__WHAT TO PRODUCE__. Your answer should be a single number: the count of lines containing the string "label".

__TASK MATERIAL__.

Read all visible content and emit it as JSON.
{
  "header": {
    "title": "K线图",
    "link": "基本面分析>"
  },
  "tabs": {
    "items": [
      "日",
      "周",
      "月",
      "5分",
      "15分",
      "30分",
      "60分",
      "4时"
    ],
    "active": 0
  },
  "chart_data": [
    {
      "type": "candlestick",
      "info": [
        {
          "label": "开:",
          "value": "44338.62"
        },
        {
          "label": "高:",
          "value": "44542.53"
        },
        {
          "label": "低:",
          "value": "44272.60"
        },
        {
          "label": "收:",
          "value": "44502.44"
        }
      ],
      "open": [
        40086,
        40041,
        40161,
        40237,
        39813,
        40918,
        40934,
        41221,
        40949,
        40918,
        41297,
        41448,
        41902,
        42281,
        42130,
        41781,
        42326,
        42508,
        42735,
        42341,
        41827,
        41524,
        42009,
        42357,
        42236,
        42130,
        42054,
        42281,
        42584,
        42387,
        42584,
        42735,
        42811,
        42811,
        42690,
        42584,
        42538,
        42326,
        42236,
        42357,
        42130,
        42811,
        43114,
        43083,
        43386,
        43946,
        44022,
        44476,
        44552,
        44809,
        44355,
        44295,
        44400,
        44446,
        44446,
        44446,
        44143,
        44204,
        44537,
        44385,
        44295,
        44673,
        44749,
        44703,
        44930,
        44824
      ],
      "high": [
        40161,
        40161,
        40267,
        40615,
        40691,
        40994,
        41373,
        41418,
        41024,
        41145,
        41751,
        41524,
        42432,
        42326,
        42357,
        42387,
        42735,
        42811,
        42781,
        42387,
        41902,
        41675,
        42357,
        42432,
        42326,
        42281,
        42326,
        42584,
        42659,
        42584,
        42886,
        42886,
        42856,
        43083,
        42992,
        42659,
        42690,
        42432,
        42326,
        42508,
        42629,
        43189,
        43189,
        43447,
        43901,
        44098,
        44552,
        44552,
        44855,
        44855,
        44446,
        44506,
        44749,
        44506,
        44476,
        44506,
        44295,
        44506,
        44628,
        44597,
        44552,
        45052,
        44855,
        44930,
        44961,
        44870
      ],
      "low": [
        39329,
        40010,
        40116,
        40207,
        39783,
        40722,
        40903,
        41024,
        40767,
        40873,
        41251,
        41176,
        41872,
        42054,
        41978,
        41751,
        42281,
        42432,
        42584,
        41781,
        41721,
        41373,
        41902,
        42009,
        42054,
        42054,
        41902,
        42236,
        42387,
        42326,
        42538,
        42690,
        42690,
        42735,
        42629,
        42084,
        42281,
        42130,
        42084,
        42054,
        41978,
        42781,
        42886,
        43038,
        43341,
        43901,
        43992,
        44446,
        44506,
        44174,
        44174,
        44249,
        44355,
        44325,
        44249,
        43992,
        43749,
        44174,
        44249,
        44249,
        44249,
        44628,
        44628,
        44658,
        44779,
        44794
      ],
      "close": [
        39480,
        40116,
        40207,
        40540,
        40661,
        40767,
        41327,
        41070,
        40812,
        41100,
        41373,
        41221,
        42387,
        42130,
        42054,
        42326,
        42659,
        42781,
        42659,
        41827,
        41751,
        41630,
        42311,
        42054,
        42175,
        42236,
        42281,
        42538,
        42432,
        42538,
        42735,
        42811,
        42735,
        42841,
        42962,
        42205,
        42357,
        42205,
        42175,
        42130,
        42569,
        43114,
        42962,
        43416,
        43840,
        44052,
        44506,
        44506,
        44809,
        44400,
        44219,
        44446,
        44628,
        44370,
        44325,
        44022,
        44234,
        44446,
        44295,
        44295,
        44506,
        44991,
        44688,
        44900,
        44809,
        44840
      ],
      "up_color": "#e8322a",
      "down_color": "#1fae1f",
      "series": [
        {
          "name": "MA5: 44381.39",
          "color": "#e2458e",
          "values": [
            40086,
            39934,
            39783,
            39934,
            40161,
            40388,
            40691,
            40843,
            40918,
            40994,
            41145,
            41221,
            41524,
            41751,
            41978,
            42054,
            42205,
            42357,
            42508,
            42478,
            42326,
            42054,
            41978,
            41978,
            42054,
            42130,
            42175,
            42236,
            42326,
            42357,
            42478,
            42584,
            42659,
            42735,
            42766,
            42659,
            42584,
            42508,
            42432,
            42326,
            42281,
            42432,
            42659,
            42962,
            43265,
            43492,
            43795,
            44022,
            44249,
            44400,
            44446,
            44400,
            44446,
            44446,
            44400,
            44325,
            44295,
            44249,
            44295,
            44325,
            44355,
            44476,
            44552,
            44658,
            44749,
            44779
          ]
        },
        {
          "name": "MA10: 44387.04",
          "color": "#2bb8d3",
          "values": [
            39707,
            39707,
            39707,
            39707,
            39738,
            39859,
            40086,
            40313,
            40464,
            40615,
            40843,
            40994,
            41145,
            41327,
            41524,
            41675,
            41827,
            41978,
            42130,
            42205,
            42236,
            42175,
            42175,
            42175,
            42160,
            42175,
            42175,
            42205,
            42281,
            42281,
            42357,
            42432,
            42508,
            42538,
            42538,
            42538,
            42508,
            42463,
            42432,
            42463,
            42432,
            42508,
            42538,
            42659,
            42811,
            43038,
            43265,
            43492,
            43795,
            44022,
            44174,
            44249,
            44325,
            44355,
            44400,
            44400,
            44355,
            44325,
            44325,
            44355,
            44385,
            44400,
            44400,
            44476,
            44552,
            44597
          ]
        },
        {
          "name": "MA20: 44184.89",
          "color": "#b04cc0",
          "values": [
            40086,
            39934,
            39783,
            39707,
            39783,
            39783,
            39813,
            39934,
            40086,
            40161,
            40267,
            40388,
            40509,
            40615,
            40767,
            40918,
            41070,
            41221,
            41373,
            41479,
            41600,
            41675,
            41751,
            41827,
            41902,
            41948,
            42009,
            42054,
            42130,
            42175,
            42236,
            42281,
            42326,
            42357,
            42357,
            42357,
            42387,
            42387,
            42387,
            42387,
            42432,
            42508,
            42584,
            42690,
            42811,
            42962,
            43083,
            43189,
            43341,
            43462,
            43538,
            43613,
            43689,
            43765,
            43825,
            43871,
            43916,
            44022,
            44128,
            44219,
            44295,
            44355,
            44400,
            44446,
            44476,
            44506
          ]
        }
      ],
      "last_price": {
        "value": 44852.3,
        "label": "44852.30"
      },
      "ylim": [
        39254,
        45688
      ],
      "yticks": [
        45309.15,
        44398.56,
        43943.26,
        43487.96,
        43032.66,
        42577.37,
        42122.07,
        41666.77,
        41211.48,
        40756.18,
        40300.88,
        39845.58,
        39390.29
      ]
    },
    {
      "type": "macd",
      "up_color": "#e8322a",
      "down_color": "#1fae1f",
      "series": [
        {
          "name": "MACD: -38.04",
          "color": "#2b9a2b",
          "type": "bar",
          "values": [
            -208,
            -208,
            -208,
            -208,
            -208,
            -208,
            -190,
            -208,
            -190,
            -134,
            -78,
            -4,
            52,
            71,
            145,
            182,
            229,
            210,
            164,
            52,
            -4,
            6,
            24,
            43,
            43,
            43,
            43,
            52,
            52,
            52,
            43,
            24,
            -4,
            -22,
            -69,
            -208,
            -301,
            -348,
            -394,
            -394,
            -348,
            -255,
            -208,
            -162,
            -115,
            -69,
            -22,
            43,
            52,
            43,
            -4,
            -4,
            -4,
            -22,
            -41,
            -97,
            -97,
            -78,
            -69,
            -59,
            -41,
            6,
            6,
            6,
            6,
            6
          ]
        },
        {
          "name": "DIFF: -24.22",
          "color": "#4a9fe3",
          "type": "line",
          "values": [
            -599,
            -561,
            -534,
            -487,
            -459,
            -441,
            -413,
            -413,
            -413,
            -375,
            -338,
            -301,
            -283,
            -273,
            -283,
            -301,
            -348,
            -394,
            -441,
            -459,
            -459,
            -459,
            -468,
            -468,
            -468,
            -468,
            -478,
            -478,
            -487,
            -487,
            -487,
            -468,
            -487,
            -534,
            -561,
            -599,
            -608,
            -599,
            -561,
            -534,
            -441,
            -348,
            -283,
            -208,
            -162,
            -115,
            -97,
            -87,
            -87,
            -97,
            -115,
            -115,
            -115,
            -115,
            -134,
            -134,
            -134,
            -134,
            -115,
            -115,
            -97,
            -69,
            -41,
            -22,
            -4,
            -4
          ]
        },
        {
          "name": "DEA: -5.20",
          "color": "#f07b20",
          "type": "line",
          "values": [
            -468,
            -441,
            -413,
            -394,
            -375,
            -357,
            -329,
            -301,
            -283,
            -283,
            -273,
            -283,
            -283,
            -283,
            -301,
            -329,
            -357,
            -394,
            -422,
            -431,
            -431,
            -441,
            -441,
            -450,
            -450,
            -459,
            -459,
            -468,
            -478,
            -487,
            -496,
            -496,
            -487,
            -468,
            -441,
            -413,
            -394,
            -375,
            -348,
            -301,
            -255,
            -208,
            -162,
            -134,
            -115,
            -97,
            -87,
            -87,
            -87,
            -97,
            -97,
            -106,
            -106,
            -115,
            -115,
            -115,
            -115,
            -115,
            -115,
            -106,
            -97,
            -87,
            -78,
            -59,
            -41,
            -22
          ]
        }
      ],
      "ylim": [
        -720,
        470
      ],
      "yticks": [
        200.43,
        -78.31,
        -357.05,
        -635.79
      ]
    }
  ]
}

__WORKED SOLUTION__. 5